((
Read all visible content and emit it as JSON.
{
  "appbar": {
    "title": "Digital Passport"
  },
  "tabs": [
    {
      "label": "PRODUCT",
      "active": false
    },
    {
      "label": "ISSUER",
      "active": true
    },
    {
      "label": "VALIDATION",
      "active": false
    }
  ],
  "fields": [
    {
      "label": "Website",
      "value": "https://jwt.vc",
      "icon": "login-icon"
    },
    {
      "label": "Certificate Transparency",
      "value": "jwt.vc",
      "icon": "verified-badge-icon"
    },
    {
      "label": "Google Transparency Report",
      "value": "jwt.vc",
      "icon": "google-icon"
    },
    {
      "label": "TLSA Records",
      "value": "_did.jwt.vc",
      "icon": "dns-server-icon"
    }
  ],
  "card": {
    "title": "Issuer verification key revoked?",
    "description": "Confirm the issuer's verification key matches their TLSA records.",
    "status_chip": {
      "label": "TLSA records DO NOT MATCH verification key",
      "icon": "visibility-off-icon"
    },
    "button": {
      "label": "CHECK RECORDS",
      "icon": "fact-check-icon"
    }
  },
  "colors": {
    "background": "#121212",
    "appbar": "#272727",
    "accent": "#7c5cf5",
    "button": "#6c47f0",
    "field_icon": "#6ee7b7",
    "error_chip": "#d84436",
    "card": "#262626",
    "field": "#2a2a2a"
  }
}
))
((
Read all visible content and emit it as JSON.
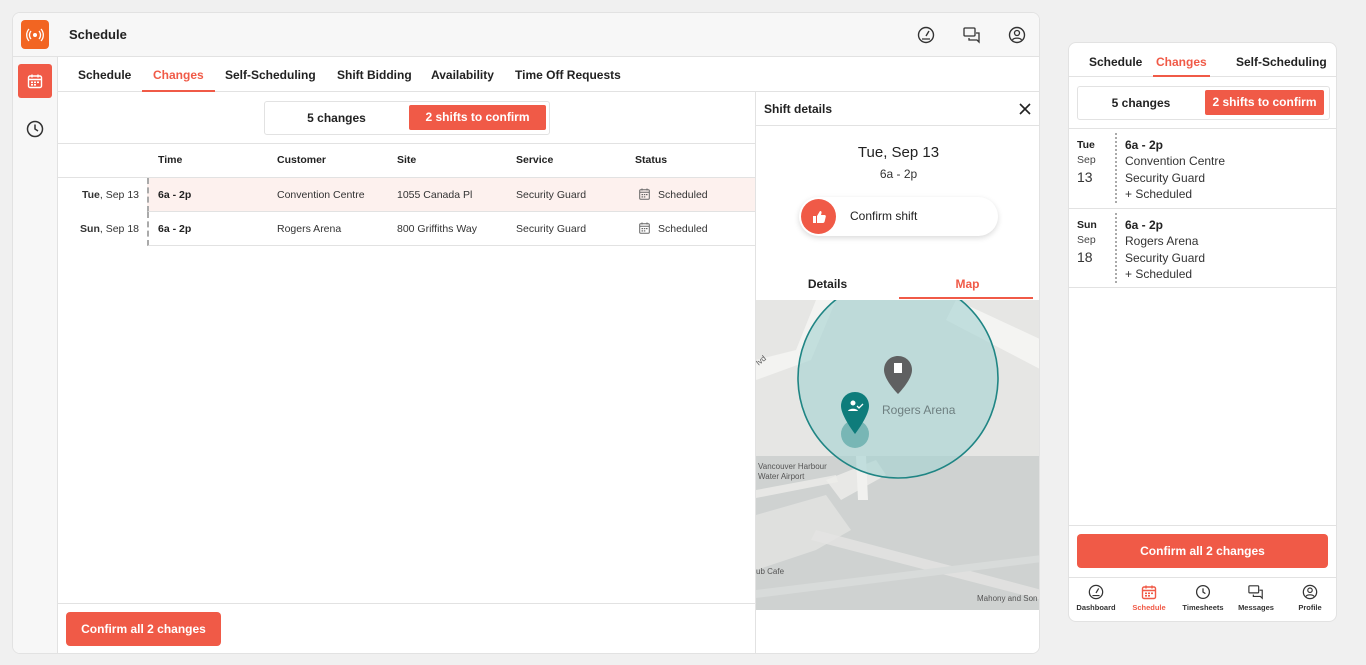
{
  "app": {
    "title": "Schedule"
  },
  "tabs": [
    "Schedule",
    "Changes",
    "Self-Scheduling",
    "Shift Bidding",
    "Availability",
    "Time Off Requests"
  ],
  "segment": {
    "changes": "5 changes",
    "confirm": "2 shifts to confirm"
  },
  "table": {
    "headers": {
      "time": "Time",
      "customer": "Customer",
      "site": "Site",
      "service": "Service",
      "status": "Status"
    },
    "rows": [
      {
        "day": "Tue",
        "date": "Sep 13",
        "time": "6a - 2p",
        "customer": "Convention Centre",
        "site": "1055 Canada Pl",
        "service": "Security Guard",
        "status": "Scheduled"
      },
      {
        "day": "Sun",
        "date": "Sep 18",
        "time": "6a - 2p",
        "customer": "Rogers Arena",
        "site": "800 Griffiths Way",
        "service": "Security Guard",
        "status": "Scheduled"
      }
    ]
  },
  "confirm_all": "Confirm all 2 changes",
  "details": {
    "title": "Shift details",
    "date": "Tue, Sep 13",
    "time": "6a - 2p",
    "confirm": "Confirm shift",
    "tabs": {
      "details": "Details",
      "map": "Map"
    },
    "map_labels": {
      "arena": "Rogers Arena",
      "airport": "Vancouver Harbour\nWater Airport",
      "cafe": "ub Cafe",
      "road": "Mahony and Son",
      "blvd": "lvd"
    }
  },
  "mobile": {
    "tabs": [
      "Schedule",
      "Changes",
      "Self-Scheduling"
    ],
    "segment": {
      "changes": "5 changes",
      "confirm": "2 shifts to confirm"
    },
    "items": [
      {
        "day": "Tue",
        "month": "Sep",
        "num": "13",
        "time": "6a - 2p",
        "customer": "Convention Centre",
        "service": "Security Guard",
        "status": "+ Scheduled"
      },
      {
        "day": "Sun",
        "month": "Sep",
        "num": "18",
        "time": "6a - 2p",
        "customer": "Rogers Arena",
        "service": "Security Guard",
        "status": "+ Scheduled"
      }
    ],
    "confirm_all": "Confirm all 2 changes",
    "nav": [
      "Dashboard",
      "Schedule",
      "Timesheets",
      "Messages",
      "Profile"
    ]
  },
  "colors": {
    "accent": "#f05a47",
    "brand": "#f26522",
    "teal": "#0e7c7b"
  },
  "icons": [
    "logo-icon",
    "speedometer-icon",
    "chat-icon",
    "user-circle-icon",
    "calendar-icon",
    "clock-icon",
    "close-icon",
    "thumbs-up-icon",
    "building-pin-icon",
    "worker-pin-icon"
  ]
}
))
- _Requirements_: Count how many lines of the data include the word "date". Your reply should be that number alone.

- _Solution for this exercise_: 3